* **Problem**
List every line in this data where the string "inactive" occurs.

* **Exercise data**
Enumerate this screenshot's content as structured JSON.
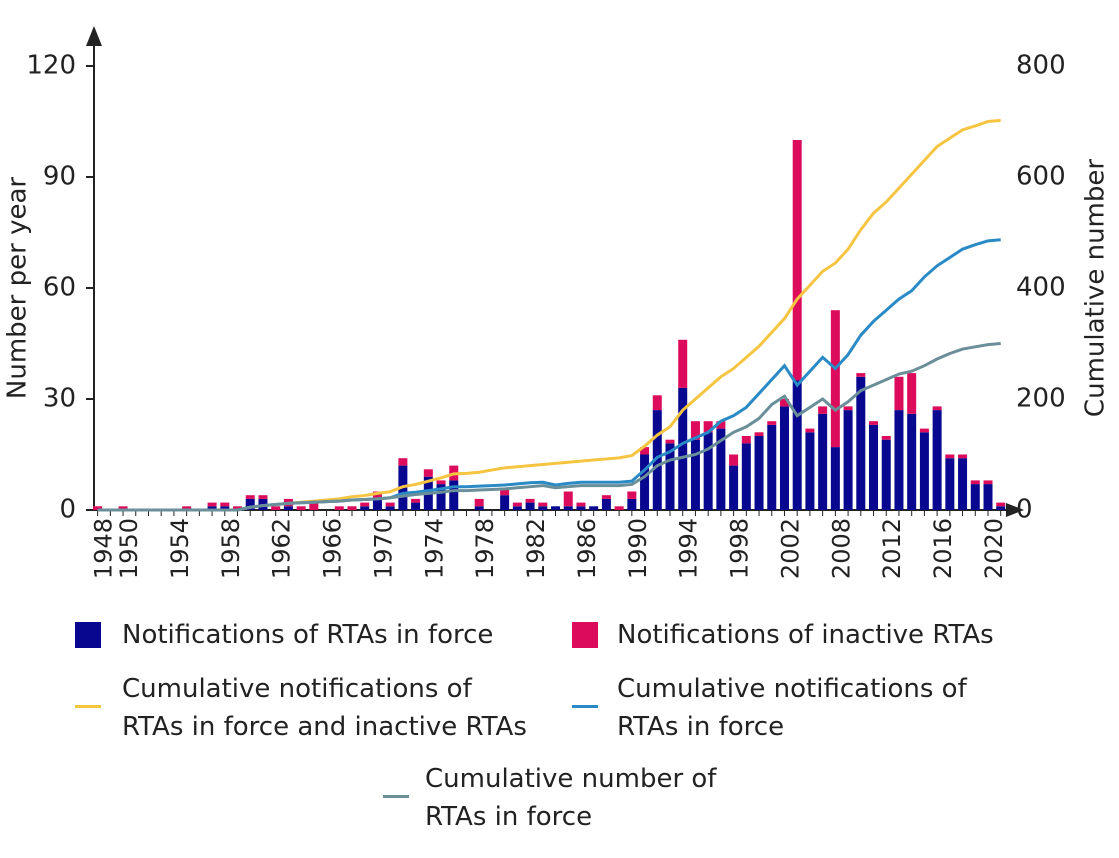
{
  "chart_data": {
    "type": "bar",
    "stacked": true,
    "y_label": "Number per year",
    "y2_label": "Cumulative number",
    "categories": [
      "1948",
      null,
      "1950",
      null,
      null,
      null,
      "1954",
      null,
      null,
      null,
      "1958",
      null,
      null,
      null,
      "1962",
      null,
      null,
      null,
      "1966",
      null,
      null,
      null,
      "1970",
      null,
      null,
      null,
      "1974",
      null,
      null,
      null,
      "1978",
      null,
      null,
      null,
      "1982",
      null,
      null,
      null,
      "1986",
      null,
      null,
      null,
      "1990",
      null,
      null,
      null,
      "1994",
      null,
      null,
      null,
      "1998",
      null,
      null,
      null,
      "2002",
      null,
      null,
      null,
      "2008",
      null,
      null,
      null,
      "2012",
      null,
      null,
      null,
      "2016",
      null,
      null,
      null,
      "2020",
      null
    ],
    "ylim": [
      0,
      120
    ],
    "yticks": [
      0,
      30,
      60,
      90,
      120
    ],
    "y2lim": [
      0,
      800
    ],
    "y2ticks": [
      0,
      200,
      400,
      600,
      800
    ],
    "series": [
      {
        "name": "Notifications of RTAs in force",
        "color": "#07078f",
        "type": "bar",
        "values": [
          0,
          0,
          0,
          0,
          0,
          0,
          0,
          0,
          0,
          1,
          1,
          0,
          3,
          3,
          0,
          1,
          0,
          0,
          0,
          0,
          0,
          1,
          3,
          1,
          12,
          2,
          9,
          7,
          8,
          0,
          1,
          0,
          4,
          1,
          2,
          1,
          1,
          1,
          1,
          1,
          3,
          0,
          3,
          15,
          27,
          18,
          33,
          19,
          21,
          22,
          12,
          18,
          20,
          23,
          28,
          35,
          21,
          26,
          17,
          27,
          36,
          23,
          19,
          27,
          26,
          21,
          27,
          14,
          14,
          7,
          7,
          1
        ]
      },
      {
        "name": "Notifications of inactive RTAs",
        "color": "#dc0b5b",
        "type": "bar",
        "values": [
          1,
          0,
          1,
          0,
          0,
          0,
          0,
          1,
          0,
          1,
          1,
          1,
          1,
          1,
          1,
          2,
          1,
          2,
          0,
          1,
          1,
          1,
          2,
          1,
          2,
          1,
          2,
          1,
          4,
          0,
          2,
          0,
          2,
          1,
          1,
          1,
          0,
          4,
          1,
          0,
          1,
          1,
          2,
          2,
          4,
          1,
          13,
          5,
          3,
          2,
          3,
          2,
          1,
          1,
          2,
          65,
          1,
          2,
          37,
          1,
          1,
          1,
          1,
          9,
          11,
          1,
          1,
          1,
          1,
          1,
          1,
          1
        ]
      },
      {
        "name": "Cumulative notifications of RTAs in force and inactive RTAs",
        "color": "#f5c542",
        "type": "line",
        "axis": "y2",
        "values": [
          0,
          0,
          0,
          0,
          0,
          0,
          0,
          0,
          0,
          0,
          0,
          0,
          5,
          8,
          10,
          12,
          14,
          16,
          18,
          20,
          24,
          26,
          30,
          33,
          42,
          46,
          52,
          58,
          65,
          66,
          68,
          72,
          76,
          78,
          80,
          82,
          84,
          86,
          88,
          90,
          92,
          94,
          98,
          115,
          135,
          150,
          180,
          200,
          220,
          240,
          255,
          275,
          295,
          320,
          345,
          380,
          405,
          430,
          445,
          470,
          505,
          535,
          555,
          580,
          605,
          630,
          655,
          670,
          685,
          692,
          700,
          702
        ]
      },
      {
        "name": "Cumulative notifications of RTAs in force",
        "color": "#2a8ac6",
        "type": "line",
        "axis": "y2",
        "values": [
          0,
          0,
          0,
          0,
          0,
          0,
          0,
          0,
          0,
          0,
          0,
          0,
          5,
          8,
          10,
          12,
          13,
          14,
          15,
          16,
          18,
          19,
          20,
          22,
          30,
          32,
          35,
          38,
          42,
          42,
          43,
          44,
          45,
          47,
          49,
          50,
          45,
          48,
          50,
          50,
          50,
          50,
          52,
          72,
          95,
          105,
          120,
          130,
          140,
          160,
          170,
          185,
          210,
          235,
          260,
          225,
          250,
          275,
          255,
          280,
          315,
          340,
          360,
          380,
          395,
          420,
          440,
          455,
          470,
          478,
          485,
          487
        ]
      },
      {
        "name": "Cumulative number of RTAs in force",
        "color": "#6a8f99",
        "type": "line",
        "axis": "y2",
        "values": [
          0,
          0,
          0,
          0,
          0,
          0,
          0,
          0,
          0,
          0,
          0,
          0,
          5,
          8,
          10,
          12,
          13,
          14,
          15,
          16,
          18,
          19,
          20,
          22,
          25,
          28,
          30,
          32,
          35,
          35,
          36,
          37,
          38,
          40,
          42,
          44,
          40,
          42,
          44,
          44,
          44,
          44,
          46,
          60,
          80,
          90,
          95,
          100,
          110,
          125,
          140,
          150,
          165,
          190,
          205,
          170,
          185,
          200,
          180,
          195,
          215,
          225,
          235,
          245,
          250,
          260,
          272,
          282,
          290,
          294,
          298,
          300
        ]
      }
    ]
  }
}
==
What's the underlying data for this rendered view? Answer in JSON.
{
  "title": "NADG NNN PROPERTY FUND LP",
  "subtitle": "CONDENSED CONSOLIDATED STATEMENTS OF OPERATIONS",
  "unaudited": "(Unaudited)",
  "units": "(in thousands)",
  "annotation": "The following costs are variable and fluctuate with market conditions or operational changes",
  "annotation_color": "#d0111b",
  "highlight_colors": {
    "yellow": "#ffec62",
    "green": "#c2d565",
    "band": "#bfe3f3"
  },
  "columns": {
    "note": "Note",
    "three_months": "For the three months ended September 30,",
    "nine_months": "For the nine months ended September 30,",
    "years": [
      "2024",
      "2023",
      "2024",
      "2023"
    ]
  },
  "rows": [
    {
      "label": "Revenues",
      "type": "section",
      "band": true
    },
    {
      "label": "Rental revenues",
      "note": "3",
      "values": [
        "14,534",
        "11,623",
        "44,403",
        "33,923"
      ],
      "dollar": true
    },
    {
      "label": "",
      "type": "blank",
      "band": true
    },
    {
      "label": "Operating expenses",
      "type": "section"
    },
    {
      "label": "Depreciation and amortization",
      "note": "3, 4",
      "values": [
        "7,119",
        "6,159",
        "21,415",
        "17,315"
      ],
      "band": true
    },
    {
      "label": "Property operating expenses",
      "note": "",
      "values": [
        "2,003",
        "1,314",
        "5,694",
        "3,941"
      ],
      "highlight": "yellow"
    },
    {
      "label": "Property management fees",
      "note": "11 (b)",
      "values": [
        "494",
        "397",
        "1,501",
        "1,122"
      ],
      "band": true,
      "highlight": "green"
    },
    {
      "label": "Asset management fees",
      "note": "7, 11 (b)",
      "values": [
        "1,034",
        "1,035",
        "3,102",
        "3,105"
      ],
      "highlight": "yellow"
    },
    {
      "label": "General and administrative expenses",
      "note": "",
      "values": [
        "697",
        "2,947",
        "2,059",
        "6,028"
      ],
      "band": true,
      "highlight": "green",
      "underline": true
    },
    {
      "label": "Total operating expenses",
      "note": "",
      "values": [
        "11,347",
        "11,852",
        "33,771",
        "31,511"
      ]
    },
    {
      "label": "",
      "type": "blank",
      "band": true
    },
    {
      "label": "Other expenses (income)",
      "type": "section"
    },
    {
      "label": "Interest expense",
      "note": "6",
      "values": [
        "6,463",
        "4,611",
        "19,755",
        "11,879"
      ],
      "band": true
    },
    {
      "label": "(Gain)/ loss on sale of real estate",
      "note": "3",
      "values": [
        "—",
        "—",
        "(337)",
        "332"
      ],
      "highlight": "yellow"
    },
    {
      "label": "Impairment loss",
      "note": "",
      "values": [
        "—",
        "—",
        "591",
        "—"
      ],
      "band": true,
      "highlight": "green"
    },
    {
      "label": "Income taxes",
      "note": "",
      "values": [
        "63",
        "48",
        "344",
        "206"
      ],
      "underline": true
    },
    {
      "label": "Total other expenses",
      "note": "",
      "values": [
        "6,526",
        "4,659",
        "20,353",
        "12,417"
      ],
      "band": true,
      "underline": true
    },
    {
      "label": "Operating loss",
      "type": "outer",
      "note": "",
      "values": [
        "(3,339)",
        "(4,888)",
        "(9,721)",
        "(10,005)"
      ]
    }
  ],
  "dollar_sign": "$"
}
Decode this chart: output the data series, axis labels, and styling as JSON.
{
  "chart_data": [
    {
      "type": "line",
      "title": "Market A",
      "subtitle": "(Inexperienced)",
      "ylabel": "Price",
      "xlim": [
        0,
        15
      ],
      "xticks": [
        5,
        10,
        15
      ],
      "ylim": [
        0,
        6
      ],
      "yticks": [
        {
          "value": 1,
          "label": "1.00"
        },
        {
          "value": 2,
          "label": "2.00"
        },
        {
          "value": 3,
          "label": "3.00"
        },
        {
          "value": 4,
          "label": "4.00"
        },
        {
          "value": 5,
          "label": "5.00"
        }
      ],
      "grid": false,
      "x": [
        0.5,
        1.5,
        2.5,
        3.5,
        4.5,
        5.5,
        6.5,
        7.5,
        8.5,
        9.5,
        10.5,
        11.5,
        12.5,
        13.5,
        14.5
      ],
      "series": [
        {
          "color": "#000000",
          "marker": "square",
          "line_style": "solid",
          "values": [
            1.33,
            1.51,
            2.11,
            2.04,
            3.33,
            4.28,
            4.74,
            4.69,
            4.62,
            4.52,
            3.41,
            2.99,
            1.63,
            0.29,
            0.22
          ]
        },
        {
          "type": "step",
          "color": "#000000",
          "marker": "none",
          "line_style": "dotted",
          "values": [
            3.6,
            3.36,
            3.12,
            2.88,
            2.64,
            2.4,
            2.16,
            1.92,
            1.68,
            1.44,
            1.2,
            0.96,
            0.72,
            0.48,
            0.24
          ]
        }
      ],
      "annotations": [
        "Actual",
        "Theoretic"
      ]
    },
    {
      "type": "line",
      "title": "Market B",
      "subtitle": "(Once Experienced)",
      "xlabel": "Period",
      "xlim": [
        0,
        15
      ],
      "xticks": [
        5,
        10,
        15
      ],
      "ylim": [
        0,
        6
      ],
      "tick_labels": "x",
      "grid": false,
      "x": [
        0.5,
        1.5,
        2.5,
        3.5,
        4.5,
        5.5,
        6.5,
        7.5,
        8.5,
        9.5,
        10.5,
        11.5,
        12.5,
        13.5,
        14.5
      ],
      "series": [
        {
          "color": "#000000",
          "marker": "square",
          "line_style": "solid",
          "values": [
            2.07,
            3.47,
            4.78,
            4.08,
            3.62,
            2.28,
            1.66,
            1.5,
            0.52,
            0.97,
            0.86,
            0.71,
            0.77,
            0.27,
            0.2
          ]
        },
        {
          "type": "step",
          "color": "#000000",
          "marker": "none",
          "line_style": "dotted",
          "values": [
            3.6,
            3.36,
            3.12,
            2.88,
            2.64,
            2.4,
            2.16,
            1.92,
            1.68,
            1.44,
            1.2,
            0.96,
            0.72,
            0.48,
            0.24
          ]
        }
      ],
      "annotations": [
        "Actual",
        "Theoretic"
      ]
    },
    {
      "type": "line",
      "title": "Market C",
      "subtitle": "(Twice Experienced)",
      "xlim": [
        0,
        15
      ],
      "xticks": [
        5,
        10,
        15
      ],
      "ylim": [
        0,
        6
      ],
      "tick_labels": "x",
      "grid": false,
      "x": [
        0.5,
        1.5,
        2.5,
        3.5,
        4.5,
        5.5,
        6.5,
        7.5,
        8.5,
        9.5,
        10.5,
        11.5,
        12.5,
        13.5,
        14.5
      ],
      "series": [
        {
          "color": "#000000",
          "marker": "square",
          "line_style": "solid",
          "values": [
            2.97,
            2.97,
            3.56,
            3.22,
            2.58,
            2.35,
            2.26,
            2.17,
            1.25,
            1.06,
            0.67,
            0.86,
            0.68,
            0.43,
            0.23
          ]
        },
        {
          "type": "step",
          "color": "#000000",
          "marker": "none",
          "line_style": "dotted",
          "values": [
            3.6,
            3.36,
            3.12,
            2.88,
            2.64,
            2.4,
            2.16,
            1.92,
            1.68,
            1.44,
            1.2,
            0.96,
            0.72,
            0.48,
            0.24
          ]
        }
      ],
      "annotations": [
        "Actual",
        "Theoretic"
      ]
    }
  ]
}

* **Complete output**
        "name": "Notifications of inactive RTAs",
        "name": "Cumulative notifications of RTAs in force and inactive RTAs",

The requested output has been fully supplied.